- _TO DO_
Every record must appear in your copy exactly as written, with no pictures.

====== EXTRACTED RECORDS ======

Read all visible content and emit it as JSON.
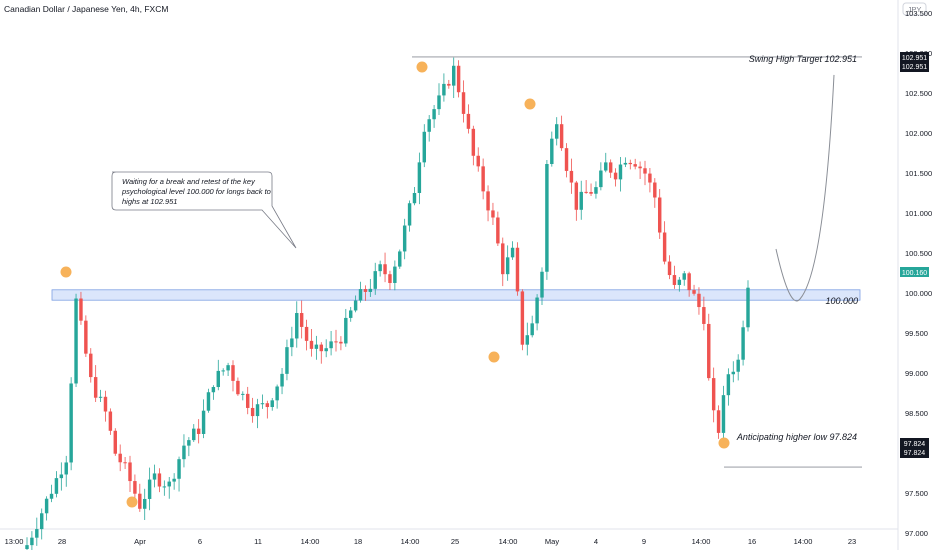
{
  "header": {
    "title": "Canadian Dollar / Japanese Yen, 4h, FXCM"
  },
  "currency_badge": "JPY",
  "chart_data": {
    "type": "candlestick",
    "title": "Canadian Dollar / Japanese Yen, 4h, FXCM",
    "ylim": [
      96.7,
      103.8
    ],
    "y_ticks": [
      "103.500",
      "103.000",
      "102.500",
      "102.000",
      "101.500",
      "101.000",
      "100.500",
      "100.000",
      "99.500",
      "99.000",
      "98.500",
      "98.000",
      "97.500",
      "97.000"
    ],
    "x_ticks": [
      "13:00",
      "28",
      "Apr",
      "6",
      "11",
      "14:00",
      "18",
      "14:00",
      "25",
      "14:00",
      "May",
      "4",
      "9",
      "14:00",
      "16",
      "14:00",
      "23"
    ],
    "colors": {
      "up": "#26a69a",
      "down": "#ef5350",
      "marker": "#f7b25a",
      "zone_fill": "#dbe6fb",
      "zone_edge": "#7d9fe3",
      "line": "#8a8e96"
    },
    "levels": {
      "swing_high": 102.951,
      "higher_low": 97.824,
      "psych_level": 100.0,
      "zone": [
        99.91,
        100.04
      ],
      "last_price": 100.16
    },
    "price_labels": {
      "swing_high_1": "102.951",
      "swing_high_2": "102.951",
      "higher_low_1": "97.824",
      "higher_low_2": "97.824",
      "last": "100.160"
    },
    "annotations": {
      "callout": "Waiting for a break and retest of the key psychological level 100.000 for longs back to highs at 102.951",
      "swing_high": "Swing High Target 102.951",
      "level": "100.000",
      "higher_low": "Anticipating higher low 97.824"
    },
    "pivots": [
      {
        "x": 0.04,
        "y": 100.35
      },
      {
        "x": 0.14,
        "y": 96.95
      },
      {
        "x": 0.52,
        "y": 102.95
      },
      {
        "x": 0.56,
        "y": 98.95
      },
      {
        "x": 0.67,
        "y": 102.45
      },
      {
        "x": 0.92,
        "y": 97.7
      }
    ],
    "close_path": [
      [
        0,
        96.85
      ],
      [
        4,
        97.4
      ],
      [
        8,
        97.95
      ],
      [
        10,
        99.9
      ],
      [
        13,
        98.9
      ],
      [
        16,
        98.5
      ],
      [
        18,
        98.0
      ],
      [
        20,
        97.8
      ],
      [
        23,
        97.35
      ],
      [
        26,
        97.7
      ],
      [
        29,
        97.6
      ],
      [
        32,
        98.1
      ],
      [
        35,
        98.3
      ],
      [
        38,
        98.9
      ],
      [
        41,
        99.1
      ],
      [
        43,
        98.8
      ],
      [
        46,
        98.55
      ],
      [
        49,
        98.6
      ],
      [
        52,
        99.0
      ],
      [
        55,
        99.75
      ],
      [
        58,
        99.25
      ],
      [
        61,
        99.3
      ],
      [
        64,
        99.45
      ],
      [
        67,
        99.9
      ],
      [
        70,
        100.1
      ],
      [
        72,
        100.3
      ],
      [
        74,
        100.2
      ],
      [
        76,
        100.55
      ],
      [
        79,
        101.3
      ],
      [
        81,
        102.1
      ],
      [
        84,
        102.4
      ],
      [
        87,
        102.8
      ],
      [
        89,
        102.3
      ],
      [
        91,
        101.7
      ],
      [
        93,
        101.3
      ],
      [
        95,
        100.9
      ],
      [
        97,
        100.3
      ],
      [
        99,
        100.5
      ],
      [
        101,
        99.4
      ],
      [
        103,
        99.6
      ],
      [
        105,
        100.3
      ],
      [
        106,
        101.6
      ],
      [
        108,
        102.2
      ],
      [
        110,
        101.6
      ],
      [
        112,
        101.1
      ],
      [
        114,
        101.25
      ],
      [
        116,
        101.3
      ],
      [
        118,
        101.6
      ],
      [
        120,
        101.5
      ],
      [
        122,
        101.7
      ],
      [
        124,
        101.65
      ],
      [
        126,
        101.5
      ],
      [
        128,
        101.2
      ],
      [
        130,
        100.4
      ],
      [
        132,
        100.05
      ],
      [
        134,
        100.2
      ],
      [
        136,
        99.95
      ],
      [
        138,
        99.7
      ],
      [
        139,
        98.9
      ],
      [
        140,
        98.45
      ],
      [
        141,
        98.3
      ],
      [
        143,
        99.0
      ],
      [
        145,
        99.15
      ],
      [
        147,
        100.14
      ]
    ]
  }
}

======

- _FULL RESPONSE_
Read all visible content and emit it as JSON.
{
  "header": {
    "title": "Canadian Dollar / Japanese Yen, 4h, FXCM"
  },
  "currency_badge": "JPY",
  "chart_data": {
    "type": "candlestick",
    "title": "Canadian Dollar / Japanese Yen, 4h, FXCM",
    "ylim": [
      96.7,
      103.8
    ],
    "y_ticks": [
      "103.500",
      "103.000",
      "102.500",
      "102.000",
      "101.500",
      "101.000",
      "100.500",
      "100.000",
      "99.500",
      "99.000",
      "98.500",
      "98.000",
      "97.500",
      "97.000"
    ],
    "x_ticks": [
      "13:00",
      "28",
      "Apr",
      "6",
      "11",
      "14:00",
      "18",
      "14:00",
      "25",
      "14:00",
      "May",
      "4",
      "9",
      "14:00",
      "16",
      "14:00",
      "23"
    ],
    "colors": {
      "up": "#26a69a",
      "down": "#ef5350",
      "marker": "#f7b25a",
      "zone_fill": "#dbe6fb",
      "zone_edge": "#7d9fe3",
      "line": "#8a8e96"
    },
    "levels": {
      "swing_high": 102.951,
      "higher_low": 97.824,
      "psych_level": 100.0,
      "zone": [
        99.91,
        100.04
      ],
      "last_price": 100.16
    },
    "price_labels": {
      "swing_high_1": "102.951",
      "swing_high_2": "102.951",
      "higher_low_1": "97.824",
      "higher_low_2": "97.824",
      "last": "100.160"
    },
    "annotations": {
      "callout": "Waiting for a break and retest of the key psychological level 100.000 for longs back to highs at 102.951",
      "swing_high": "Swing High Target 102.951",
      "level": "100.000",
      "higher_low": "Anticipating higher low 97.824"
    },
    "pivots": [
      {
        "x": 0.04,
        "y": 100.35
      },
      {
        "x": 0.14,
        "y": 96.95
      },
      {
        "x": 0.52,
        "y": 102.95
      },
      {
        "x": 0.56,
        "y": 98.95
      },
      {
        "x": 0.67,
        "y": 102.45
      },
      {
        "x": 0.92,
        "y": 97.7
      }
    ],
    "close_path": [
      [
        0,
        96.85
      ],
      [
        4,
        97.4
      ],
      [
        8,
        97.95
      ],
      [
        10,
        99.9
      ],
      [
        13,
        98.9
      ],
      [
        16,
        98.5
      ],
      [
        18,
        98.0
      ],
      [
        20,
        97.8
      ],
      [
        23,
        97.35
      ],
      [
        26,
        97.7
      ],
      [
        29,
        97.6
      ],
      [
        32,
        98.1
      ],
      [
        35,
        98.3
      ],
      [
        38,
        98.9
      ],
      [
        41,
        99.1
      ],
      [
        43,
        98.8
      ],
      [
        46,
        98.55
      ],
      [
        49,
        98.6
      ],
      [
        52,
        99.0
      ],
      [
        55,
        99.75
      ],
      [
        58,
        99.25
      ],
      [
        61,
        99.3
      ],
      [
        64,
        99.45
      ],
      [
        67,
        99.9
      ],
      [
        70,
        100.1
      ],
      [
        72,
        100.3
      ],
      [
        74,
        100.2
      ],
      [
        76,
        100.55
      ],
      [
        79,
        101.3
      ],
      [
        81,
        102.1
      ],
      [
        84,
        102.4
      ],
      [
        87,
        102.8
      ],
      [
        89,
        102.3
      ],
      [
        91,
        101.7
      ],
      [
        93,
        101.3
      ],
      [
        95,
        100.9
      ],
      [
        97,
        100.3
      ],
      [
        99,
        100.5
      ],
      [
        101,
        99.4
      ],
      [
        103,
        99.6
      ],
      [
        105,
        100.3
      ],
      [
        106,
        101.6
      ],
      [
        108,
        102.2
      ],
      [
        110,
        101.6
      ],
      [
        112,
        101.1
      ],
      [
        114,
        101.25
      ],
      [
        116,
        101.3
      ],
      [
        118,
        101.6
      ],
      [
        120,
        101.5
      ],
      [
        122,
        101.7
      ],
      [
        124,
        101.65
      ],
      [
        126,
        101.5
      ],
      [
        128,
        101.2
      ],
      [
        130,
        100.4
      ],
      [
        132,
        100.05
      ],
      [
        134,
        100.2
      ],
      [
        136,
        99.95
      ],
      [
        138,
        99.7
      ],
      [
        139,
        98.9
      ],
      [
        140,
        98.45
      ],
      [
        141,
        98.3
      ],
      [
        143,
        99.0
      ],
      [
        145,
        99.15
      ],
      [
        147,
        100.14
      ]
    ]
  }
}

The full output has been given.